[WRITTEN REQUEST]: Leave the pictures out and transcribe every record exactly.
++++++++
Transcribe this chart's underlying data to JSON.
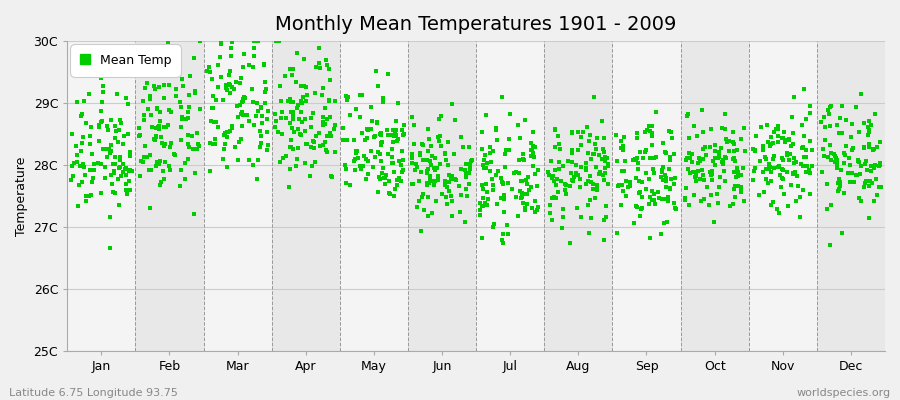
{
  "title": "Monthly Mean Temperatures 1901 - 2009",
  "ylabel": "Temperature",
  "ylim": [
    25.0,
    30.0
  ],
  "yticks": [
    25,
    26,
    27,
    28,
    29,
    30
  ],
  "ytick_labels": [
    "25C",
    "26C",
    "27C",
    "28C",
    "29C",
    "30C"
  ],
  "months": [
    "Jan",
    "Feb",
    "Mar",
    "Apr",
    "May",
    "Jun",
    "Jul",
    "Aug",
    "Sep",
    "Oct",
    "Nov",
    "Dec"
  ],
  "month_means": [
    28.15,
    28.55,
    28.9,
    28.75,
    28.35,
    27.95,
    27.75,
    27.85,
    27.85,
    27.95,
    28.1,
    28.15
  ],
  "month_stds": [
    0.5,
    0.55,
    0.6,
    0.55,
    0.48,
    0.42,
    0.4,
    0.42,
    0.42,
    0.42,
    0.45,
    0.45
  ],
  "n_points": 109,
  "marker_color": "#00cc00",
  "marker_size": 2.5,
  "bg_color": "#f0f0f0",
  "band_color_even": "#e8e8e8",
  "band_color_odd": "#f4f4f4",
  "dashed_line_color": "#999999",
  "legend_label": "Mean Temp",
  "footer_left": "Latitude 6.75 Longitude 93.75",
  "footer_right": "worldspecies.org",
  "title_fontsize": 14,
  "axis_label_fontsize": 9,
  "tick_fontsize": 9,
  "footer_fontsize": 8
}
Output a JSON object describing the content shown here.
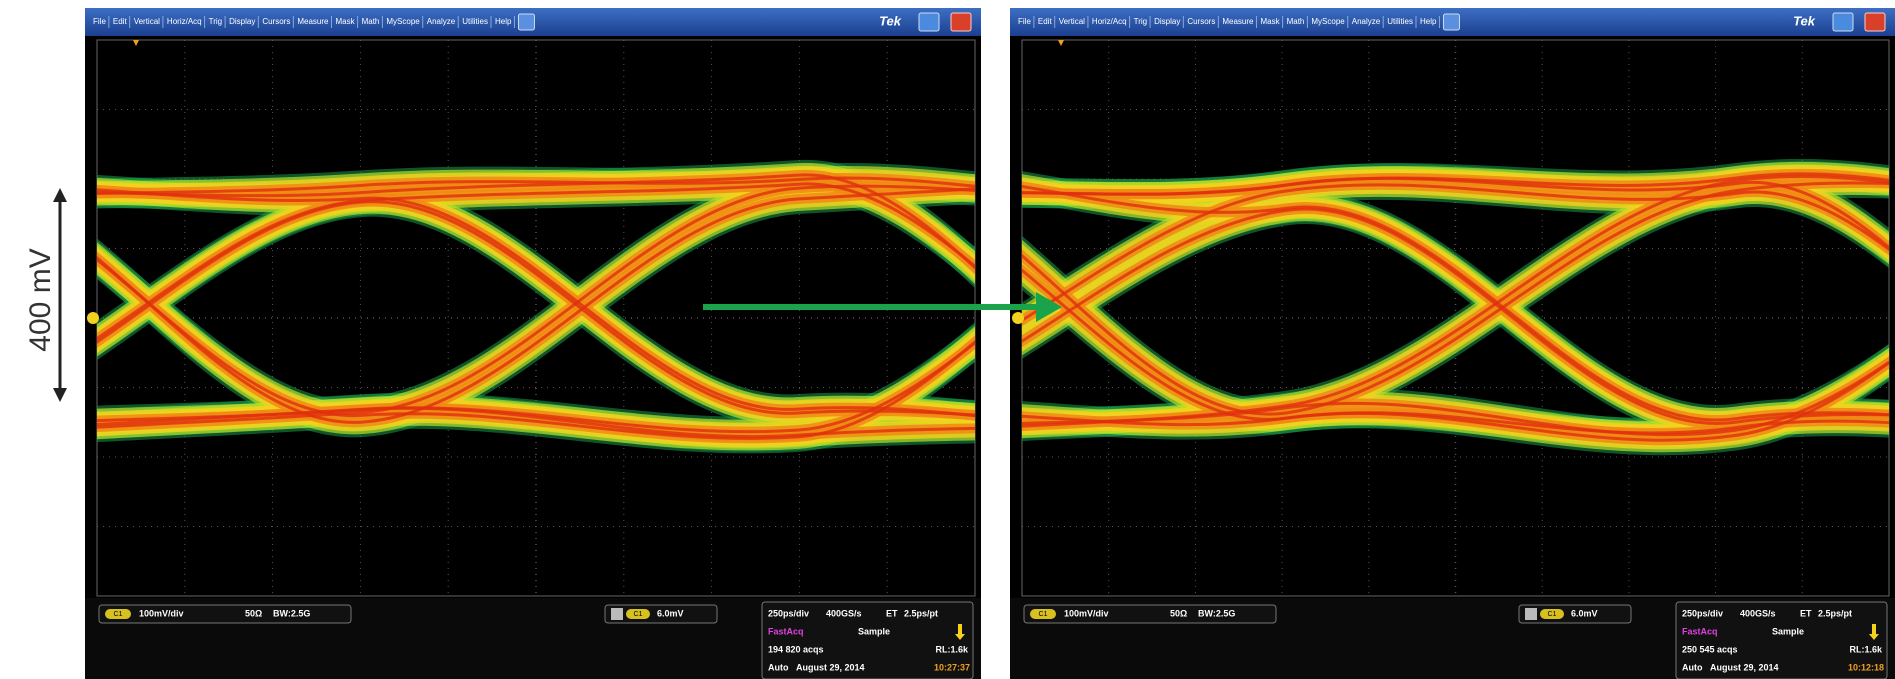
{
  "annotation": {
    "scale_label": "400 mV"
  },
  "scopes": [
    {
      "menu": [
        "File",
        "Edit",
        "Vertical",
        "Horiz/Acq",
        "Trig",
        "Display",
        "Cursors",
        "Measure",
        "Mask",
        "Math",
        "MyScope",
        "Analyze",
        "Utilities",
        "Help"
      ],
      "brand": "Tek",
      "channel": "C1",
      "ch_scale": "100mV/div",
      "termination": "50Ω",
      "bandwidth": "BW:2.5G",
      "trigger_level": "6.0mV",
      "timebase": "250ps/div",
      "sample_rate": "400GS/s",
      "et": "ET",
      "resolution": "2.5ps/pt",
      "acq_mode": "FastAcq",
      "sampling": "Sample",
      "acqs": "194 820 acqs",
      "record": "RL:1.6k",
      "run": "Auto",
      "date": "August 29, 2014",
      "time": "10:27:37"
    },
    {
      "menu": [
        "File",
        "Edit",
        "Vertical",
        "Horiz/Acq",
        "Trig",
        "Display",
        "Cursors",
        "Measure",
        "Mask",
        "Math",
        "MyScope",
        "Analyze",
        "Utilities",
        "Help"
      ],
      "brand": "Tek",
      "channel": "C1",
      "ch_scale": "100mV/div",
      "termination": "50Ω",
      "bandwidth": "BW:2.5G",
      "trigger_level": "6.0mV",
      "timebase": "250ps/div",
      "sample_rate": "400GS/s",
      "et": "ET",
      "resolution": "2.5ps/pt",
      "acq_mode": "FastAcq",
      "sampling": "Sample",
      "acqs": "250 545 acqs",
      "record": "RL:1.6k",
      "run": "Auto",
      "date": "August 29, 2014",
      "time": "10:12:18"
    }
  ]
}
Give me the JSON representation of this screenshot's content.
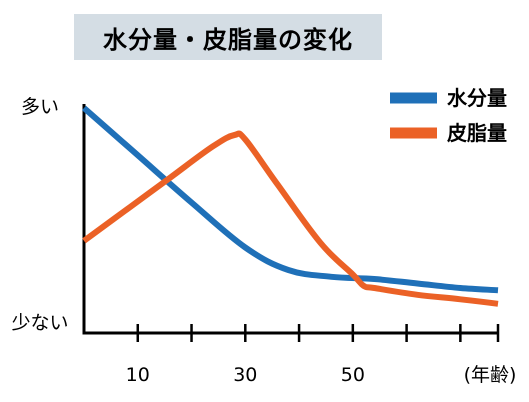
{
  "chart_data": {
    "type": "line",
    "title": "水分量・皮脂量の変化",
    "xlabel": "(年齢)",
    "ylabel": "",
    "ylabel_high": "多い",
    "ylabel_low": "少ない",
    "xlim": [
      0,
      77
    ],
    "ylim": [
      0,
      100
    ],
    "xticks": [
      0,
      10,
      20,
      30,
      40,
      50,
      60,
      70,
      77
    ],
    "xtick_labels": [
      {
        "x": 10,
        "label": "10"
      },
      {
        "x": 30,
        "label": "30"
      },
      {
        "x": 50,
        "label": "50"
      }
    ],
    "grid": false,
    "legend_position": "top-right",
    "series": [
      {
        "name": "水分量",
        "color": "#1f70b8",
        "x": [
          0,
          10,
          20,
          30,
          38,
          46,
          54,
          62,
          70,
          77
        ],
        "y": [
          100,
          79,
          58,
          38,
          28,
          25,
          24,
          22,
          20,
          19
        ]
      },
      {
        "name": "皮脂量",
        "color": "#eb6126",
        "x": [
          0,
          8,
          16,
          24,
          28,
          30,
          36,
          44,
          50,
          52,
          54,
          62,
          70,
          77
        ],
        "y": [
          41,
          55,
          69,
          83,
          88,
          86,
          66,
          40,
          26,
          21,
          20,
          17,
          15,
          13
        ]
      }
    ]
  }
}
++++++++
[EXPECTED ANSWER]:
Transcribe this chart's underlying data to JSON.
{
  "title": "Monthly Mean Temperatures 1901 - 2009",
  "ylabel": "Temperature",
  "ylim": [
    25.0,
    30.0
  ],
  "yticks": [
    25,
    26,
    27,
    28,
    29,
    30
  ],
  "ytick_labels": [
    "25C",
    "26C",
    "27C",
    "28C",
    "29C",
    "30C"
  ],
  "months": [
    "Jan",
    "Feb",
    "Mar",
    "Apr",
    "May",
    "Jun",
    "Jul",
    "Aug",
    "Sep",
    "Oct",
    "Nov",
    "Dec"
  ],
  "month_means": [
    28.15,
    28.55,
    28.9,
    28.75,
    28.35,
    27.95,
    27.75,
    27.85,
    27.85,
    27.95,
    28.1,
    28.15
  ],
  "month_stds": [
    0.5,
    0.55,
    0.6,
    0.55,
    0.48,
    0.42,
    0.4,
    0.42,
    0.42,
    0.42,
    0.45,
    0.45
  ],
  "n_points": 109,
  "marker_color": "#00cc00",
  "marker_size": 2.5,
  "bg_color": "#f0f0f0",
  "band_color_even": "#e8e8e8",
  "band_color_odd": "#f4f4f4",
  "dashed_line_color": "#999999",
  "legend_label": "Mean Temp",
  "footer_left": "Latitude 6.75 Longitude 93.75",
  "footer_right": "worldspecies.org",
  "title_fontsize": 14,
  "axis_label_fontsize": 9,
  "tick_fontsize": 9,
  "footer_fontsize": 8
}
Output a JSON object describing the content shown here.
{
  "annotation": {
    "scale_label": "400 mV"
  },
  "scopes": [
    {
      "menu": [
        "File",
        "Edit",
        "Vertical",
        "Horiz/Acq",
        "Trig",
        "Display",
        "Cursors",
        "Measure",
        "Mask",
        "Math",
        "MyScope",
        "Analyze",
        "Utilities",
        "Help"
      ],
      "brand": "Tek",
      "channel": "C1",
      "ch_scale": "100mV/div",
      "termination": "50Ω",
      "bandwidth": "BW:2.5G",
      "trigger_level": "6.0mV",
      "timebase": "250ps/div",
      "sample_rate": "400GS/s",
      "et": "ET",
      "resolution": "2.5ps/pt",
      "acq_mode": "FastAcq",
      "sampling": "Sample",
      "acqs": "194 820 acqs",
      "record": "RL:1.6k",
      "run": "Auto",
      "date": "August 29, 2014",
      "time": "10:27:37"
    },
    {
      "menu": [
        "File",
        "Edit",
        "Vertical",
        "Horiz/Acq",
        "Trig",
        "Display",
        "Cursors",
        "Measure",
        "Mask",
        "Math",
        "MyScope",
        "Analyze",
        "Utilities",
        "Help"
      ],
      "brand": "Tek",
      "channel": "C1",
      "ch_scale": "100mV/div",
      "termination": "50Ω",
      "bandwidth": "BW:2.5G",
      "trigger_level": "6.0mV",
      "timebase": "250ps/div",
      "sample_rate": "400GS/s",
      "et": "ET",
      "resolution": "2.5ps/pt",
      "acq_mode": "FastAcq",
      "sampling": "Sample",
      "acqs": "250 545 acqs",
      "record": "RL:1.6k",
      "run": "Auto",
      "date": "August 29, 2014",
      "time": "10:12:18"
    }
  ]
}
Give me the JSON representation of this screenshot's content.
{
  "chart_data": {
    "type": "line",
    "title": "水分量・皮脂量の変化",
    "xlabel": "(年齢)",
    "ylabel": "",
    "ylabel_high": "多い",
    "ylabel_low": "少ない",
    "xlim": [
      0,
      77
    ],
    "ylim": [
      0,
      100
    ],
    "xticks": [
      0,
      10,
      20,
      30,
      40,
      50,
      60,
      70,
      77
    ],
    "xtick_labels": [
      {
        "x": 10,
        "label": "10"
      },
      {
        "x": 30,
        "label": "30"
      },
      {
        "x": 50,
        "label": "50"
      }
    ],
    "grid": false,
    "legend_position": "top-right",
    "series": [
      {
        "name": "水分量",
        "color": "#1f70b8",
        "x": [
          0,
          10,
          20,
          30,
          38,
          46,
          54,
          62,
          70,
          77
        ],
        "y": [
          100,
          79,
          58,
          38,
          28,
          25,
          24,
          22,
          20,
          19
        ]
      },
      {
        "name": "皮脂量",
        "color": "#eb6126",
        "x": [
          0,
          8,
          16,
          24,
          28,
          30,
          36,
          44,
          50,
          52,
          54,
          62,
          70,
          77
        ],
        "y": [
          41,
          55,
          69,
          83,
          88,
          86,
          66,
          40,
          26,
          21,
          20,
          17,
          15,
          13
        ]
      }
    ]
  }
}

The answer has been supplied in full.